BRIEF: Reproduce the listing below verbatim.

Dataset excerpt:
____

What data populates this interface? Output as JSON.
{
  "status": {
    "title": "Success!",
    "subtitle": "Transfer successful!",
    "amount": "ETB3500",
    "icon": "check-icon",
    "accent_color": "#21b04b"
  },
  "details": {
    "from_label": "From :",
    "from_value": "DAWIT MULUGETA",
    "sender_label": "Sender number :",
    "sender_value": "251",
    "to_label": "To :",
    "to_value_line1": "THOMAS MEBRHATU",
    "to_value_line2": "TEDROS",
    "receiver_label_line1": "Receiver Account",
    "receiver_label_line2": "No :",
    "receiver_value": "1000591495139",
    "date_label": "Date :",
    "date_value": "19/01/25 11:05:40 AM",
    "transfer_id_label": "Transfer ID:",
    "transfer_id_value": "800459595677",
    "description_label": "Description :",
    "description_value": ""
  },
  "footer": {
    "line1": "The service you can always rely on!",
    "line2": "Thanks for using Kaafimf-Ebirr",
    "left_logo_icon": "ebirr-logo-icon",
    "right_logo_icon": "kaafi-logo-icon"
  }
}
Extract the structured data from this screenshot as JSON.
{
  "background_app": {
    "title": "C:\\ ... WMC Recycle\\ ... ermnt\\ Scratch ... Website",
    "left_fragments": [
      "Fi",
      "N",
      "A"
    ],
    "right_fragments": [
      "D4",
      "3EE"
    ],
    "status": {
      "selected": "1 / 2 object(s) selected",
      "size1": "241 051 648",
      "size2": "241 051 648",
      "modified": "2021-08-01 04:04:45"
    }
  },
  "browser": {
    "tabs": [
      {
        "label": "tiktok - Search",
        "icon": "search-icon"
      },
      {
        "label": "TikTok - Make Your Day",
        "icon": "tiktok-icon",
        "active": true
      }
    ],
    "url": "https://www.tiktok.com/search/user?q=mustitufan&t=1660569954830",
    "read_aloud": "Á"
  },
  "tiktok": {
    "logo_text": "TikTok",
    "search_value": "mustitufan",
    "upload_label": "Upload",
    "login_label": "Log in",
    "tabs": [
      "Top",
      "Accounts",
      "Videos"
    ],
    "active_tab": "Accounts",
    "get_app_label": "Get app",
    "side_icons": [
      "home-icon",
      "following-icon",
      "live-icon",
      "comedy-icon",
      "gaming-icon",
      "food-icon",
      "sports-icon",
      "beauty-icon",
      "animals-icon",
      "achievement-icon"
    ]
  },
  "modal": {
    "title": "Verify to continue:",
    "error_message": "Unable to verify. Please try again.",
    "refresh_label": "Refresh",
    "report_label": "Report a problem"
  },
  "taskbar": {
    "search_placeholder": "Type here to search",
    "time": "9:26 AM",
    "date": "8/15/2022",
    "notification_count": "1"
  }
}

____

REPLY TO THE TASK:
What data populates this interface? Output as JSON.
{
  "status": {
    "title": "Success!",
    "subtitle": "Transfer successful!",
    "amount": "ETB3500",
    "icon": "check-icon",
    "accent_color": "#21b04b"
  },
  "details": {
    "from_label": "From :",
    "from_value": "DAWIT MULUGETA",
    "sender_label": "Sender number :",
    "sender_value": "251",
    "to_label": "To :",
    "to_value_line1": "THOMAS MEBRHATU",
    "to_value_line2": "TEDROS",
    "receiver_label_line1": "Receiver Account",
    "receiver_label_line2": "No :",
    "receiver_value": "1000591495139",
    "date_label": "Date :",
    "date_value": "19/01/25 11:05:40 AM",
    "transfer_id_label": "Transfer ID:",
    "transfer_id_value": "800459595677",
    "description_label": "Description :",
    "description_value": ""
  },
  "footer": {
    "line1": "The service you can always rely on!",
    "line2": "Thanks for using Kaafimf-Ebirr",
    "left_logo_icon": "ebirr-logo-icon",
    "right_logo_icon": "kaafi-logo-icon"
  }
}
Extract the structured data from this screenshot as JSON.
{
  "background_app": {
    "title": "C:\\ ... WMC Recycle\\ ... ermnt\\ Scratch ... Website",
    "left_fragments": [
      "Fi",
      "N",
      "A"
    ],
    "right_fragments": [
      "D4",
      "3EE"
    ],
    "status": {
      "selected": "1 / 2 object(s) selected",
      "size1": "241 051 648",
      "size2": "241 051 648",
      "modified": "2021-08-01 04:04:45"
    }
  },
  "browser": {
    "tabs": [
      {
        "label": "tiktok - Search",
        "icon": "search-icon"
      },
      {
        "label": "TikTok - Make Your Day",
        "icon": "tiktok-icon",
        "active": true
      }
    ],
    "url": "https://www.tiktok.com/search/user?q=mustitufan&t=1660569954830",
    "read_aloud": "Á"
  },
  "tiktok": {
    "logo_text": "TikTok",
    "search_value": "mustitufan",
    "upload_label": "Upload",
    "login_label": "Log in",
    "tabs": [
      "Top",
      "Accounts",
      "Videos"
    ],
    "active_tab": "Accounts",
    "get_app_label": "Get app",
    "side_icons": [
      "home-icon",
      "following-icon",
      "live-icon",
      "comedy-icon",
      "gaming-icon",
      "food-icon",
      "sports-icon",
      "beauty-icon",
      "animals-icon",
      "achievement-icon"
    ]
  },
  "modal": {
    "title": "Verify to continue:",
    "error_message": "Unable to verify. Please try again.",
    "refresh_label": "Refresh",
    "report_label": "Report a problem"
  },
  "taskbar": {
    "search_placeholder": "Type here to search",
    "time": "9:26 AM",
    "date": "8/15/2022",
    "notification_count": "1"
  }
}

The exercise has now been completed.